──────── Source material

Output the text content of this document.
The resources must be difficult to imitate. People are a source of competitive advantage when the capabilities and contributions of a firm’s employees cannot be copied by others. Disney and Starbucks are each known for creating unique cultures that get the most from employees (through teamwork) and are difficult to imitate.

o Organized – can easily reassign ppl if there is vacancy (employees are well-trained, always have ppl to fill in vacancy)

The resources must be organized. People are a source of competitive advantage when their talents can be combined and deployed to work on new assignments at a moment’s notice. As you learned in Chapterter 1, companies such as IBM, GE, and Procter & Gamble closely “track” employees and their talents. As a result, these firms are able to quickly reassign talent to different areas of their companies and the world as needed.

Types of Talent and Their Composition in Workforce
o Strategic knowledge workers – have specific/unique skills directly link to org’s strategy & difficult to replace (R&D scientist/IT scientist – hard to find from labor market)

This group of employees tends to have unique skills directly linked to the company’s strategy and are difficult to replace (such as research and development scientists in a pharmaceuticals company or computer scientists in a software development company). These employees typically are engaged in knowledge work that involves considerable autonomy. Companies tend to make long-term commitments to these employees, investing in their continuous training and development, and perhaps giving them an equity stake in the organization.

────────────────

Task statement: Go through the listing and copy all of it exactly.

Response for this exercise:
Output the text content of this document.
The resources must be difficult to imitate. People are a source of competitive advantage when the capabilities and contributions of a firm’s employees cannot be copied by others. Disney and Starbucks are each known for creating unique cultures that get the most from employees (through teamwork) and are difficult to imitate.

o Organized – can easily reassign ppl if there is vacancy (employees are well-trained, always have ppl to fill in vacancy)

The resources must be organized. People are a source of competitive advantage when their talents can be combined and deployed to work on new assignments at a moment’s notice. As you learned in Chapterter 1, companies such as IBM, GE, and Procter & Gamble closely “track” employees and their talents. As a result, these firms are able to quickly reassign talent to different areas of their companies and the world as needed.

Types of Talent and Their Composition in Workforce
o Strategic knowledge workers – have specific/unique skills directly link to org’s strategy & difficult to replace (R&D scientist/IT scientist – hard to find from labor market)

This group of employees tends to have unique skills directly linked to the company’s strategy and are difficult to replace (such as research and development scientists in a pharmaceuticals company or computer scientists in a software development company). These employees typically are engaged in knowledge work that involves considerable autonomy. Companies tend to make long-term commitments to these employees, investing in their continuous training and development, and perhaps giving them an equity stake in the organization.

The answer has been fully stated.